== SEITENTEXT
Ich weiß es doch auch nicht.
Ich weiß es doch auch nicht.
Mit diesen Worten beantwortet meine Freundin meistens die Frage, in welchem Lokal die allabendliche Suche nach Nahrung enden wird. Umso erstaunter war ich, daß die Antwort an diesem Abend anders ausfiel. Mit entschlossenem Tonfall sagte sie: „Wir könnten wohl mal wieder zu Chinesen gehen“. Hocherfreut, daß wir einmal nicht nach dem Ausschlußverfahren entscheiden ( „Zum Griechen will ich heute nicht/In die Kate habe ich keine Lust/Im Kochlöffel kriege ich keine Folienkartoffel“ ), stimme ich Ihrer Wahl zu, obwohl für meine Begriffe die Atmosphäre in diesem Restaurant eher ungemütlich ist.
19.20 Uhr
Wir betreten das Restaurant „Lotus“. Es sind nur noch wenige Tische frei, die Luft ist so verqualmt, daß sogar mir als starkem Raucher die Augen brennen. Im Eingangsbereich ist noch ein Tisch frei, eingeklemmt zwischen zwei anderen Tischen nimmt meine Freundin Platz mit dem Rücken zum Geschehen. In dieser Sitzposition wirkt jede Kommunikation unangenehm, da an den anderen Tischen ebenfalls kaum gesprochen wird. Da ich der einzige Raucher in diesem Vorraum zu sein scheine, entfällt auch das Verlegenheitsrauchen. Wir warten....
====
== GESPEICHERTE DATENSÄTZE
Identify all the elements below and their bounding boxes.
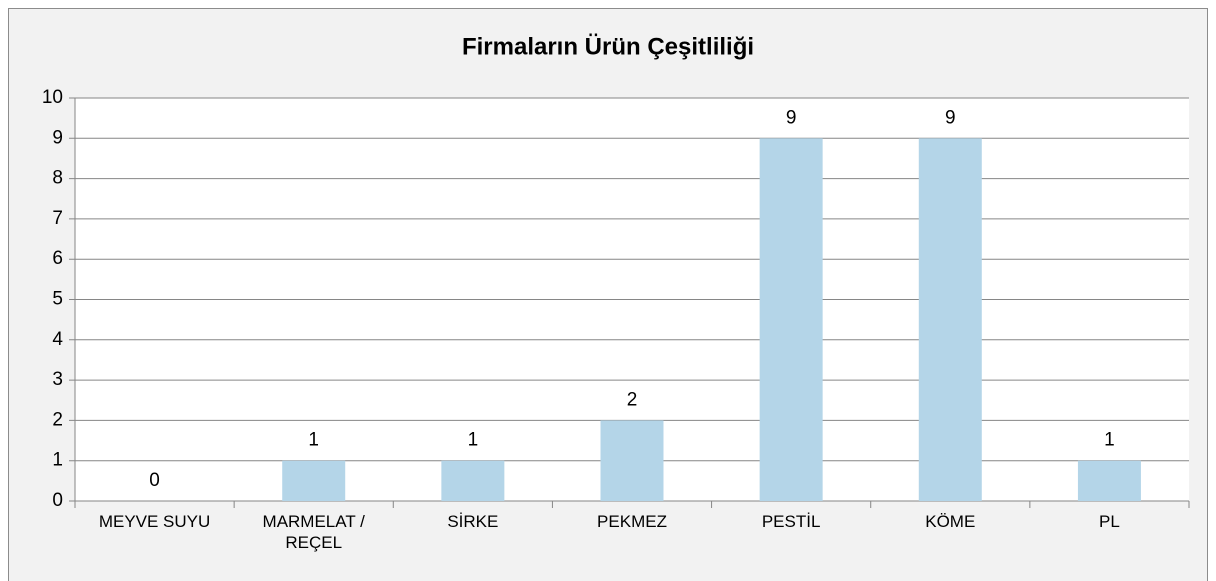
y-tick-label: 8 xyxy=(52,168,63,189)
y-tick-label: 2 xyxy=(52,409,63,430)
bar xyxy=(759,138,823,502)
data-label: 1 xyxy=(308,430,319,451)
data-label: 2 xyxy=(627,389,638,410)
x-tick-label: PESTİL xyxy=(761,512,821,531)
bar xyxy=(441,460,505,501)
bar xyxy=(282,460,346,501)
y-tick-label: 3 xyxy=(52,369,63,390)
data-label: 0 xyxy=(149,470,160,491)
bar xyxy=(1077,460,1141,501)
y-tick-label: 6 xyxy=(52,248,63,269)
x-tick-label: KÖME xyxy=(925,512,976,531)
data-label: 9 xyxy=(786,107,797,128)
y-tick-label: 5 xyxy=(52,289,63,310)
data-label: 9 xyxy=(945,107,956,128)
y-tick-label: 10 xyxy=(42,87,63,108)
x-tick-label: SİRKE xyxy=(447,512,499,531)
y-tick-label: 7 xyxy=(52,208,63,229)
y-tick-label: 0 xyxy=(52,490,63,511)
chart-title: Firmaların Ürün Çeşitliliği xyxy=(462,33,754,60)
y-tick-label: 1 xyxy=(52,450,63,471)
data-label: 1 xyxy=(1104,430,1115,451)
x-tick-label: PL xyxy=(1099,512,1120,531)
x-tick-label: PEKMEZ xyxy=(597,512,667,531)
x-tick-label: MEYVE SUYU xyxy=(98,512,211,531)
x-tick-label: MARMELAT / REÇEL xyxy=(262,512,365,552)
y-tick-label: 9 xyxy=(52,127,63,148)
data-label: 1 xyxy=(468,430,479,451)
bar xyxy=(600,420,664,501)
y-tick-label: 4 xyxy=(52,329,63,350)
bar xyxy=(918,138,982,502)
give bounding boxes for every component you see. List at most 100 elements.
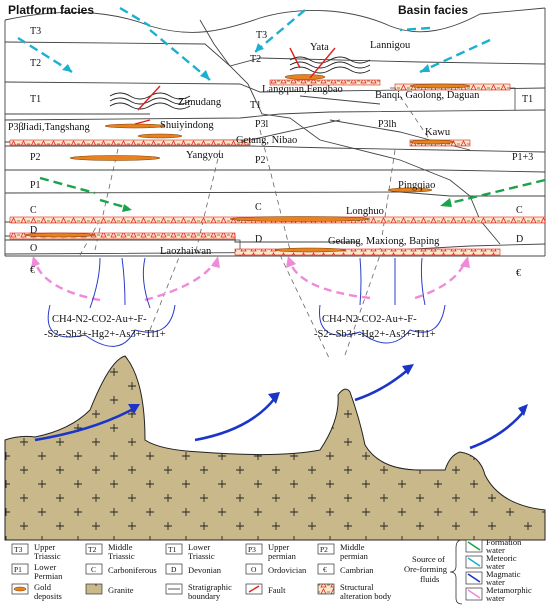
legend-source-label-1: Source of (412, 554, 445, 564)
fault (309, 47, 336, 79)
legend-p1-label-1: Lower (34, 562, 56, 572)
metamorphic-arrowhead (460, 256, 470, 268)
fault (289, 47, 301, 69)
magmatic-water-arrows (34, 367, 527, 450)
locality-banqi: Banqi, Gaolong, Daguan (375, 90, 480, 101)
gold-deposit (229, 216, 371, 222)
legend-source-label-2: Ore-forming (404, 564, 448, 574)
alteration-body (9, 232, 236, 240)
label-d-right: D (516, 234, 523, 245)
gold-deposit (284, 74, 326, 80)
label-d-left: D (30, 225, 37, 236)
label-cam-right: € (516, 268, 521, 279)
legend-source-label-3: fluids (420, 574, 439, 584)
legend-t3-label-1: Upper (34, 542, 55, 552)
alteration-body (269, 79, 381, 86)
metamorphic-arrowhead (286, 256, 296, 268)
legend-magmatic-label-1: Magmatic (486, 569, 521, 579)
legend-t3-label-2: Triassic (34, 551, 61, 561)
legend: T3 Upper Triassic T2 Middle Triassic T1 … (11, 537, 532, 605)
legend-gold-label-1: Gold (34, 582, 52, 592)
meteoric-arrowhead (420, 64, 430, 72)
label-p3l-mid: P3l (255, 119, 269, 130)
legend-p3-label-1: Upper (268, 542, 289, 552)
====
### AUFGABENBESCHREIBUNG
Schreib den Text über den Restaurantbesuch von „Mit diesen Worten“ bis hinunter zu „eher ungemütlich ist.“ noch einmal ab und benenne dabei „Freundin“ in „Schwester“ um.

### VOLLSTÄNDIGE AUSGABE
Mit diesen Worten beantwortet meine Schwester meistens die Frage, in welchem Lokal die allabendliche Suche nach Nahrung enden wird. Umso erstaunter war ich, daß die Antwort an diesem Abend anders ausfiel. Mit entschlossenem Tonfall sagte sie: „Wir könnten wohl mal wieder zu Chinesen gehen“. Hocherfreut, daß wir einmal nicht nach dem Ausschlußverfahren entscheiden ( „Zum Griechen will ich heute nicht/In die Kate habe ich keine Lust/Im Kochlöffel kriege ich keine Folienkartoffel“ ), stimme ich Ihrer Wahl zu, obwohl für meine Begriffe die Atmosphäre in diesem Restaurant eher ungemütlich ist.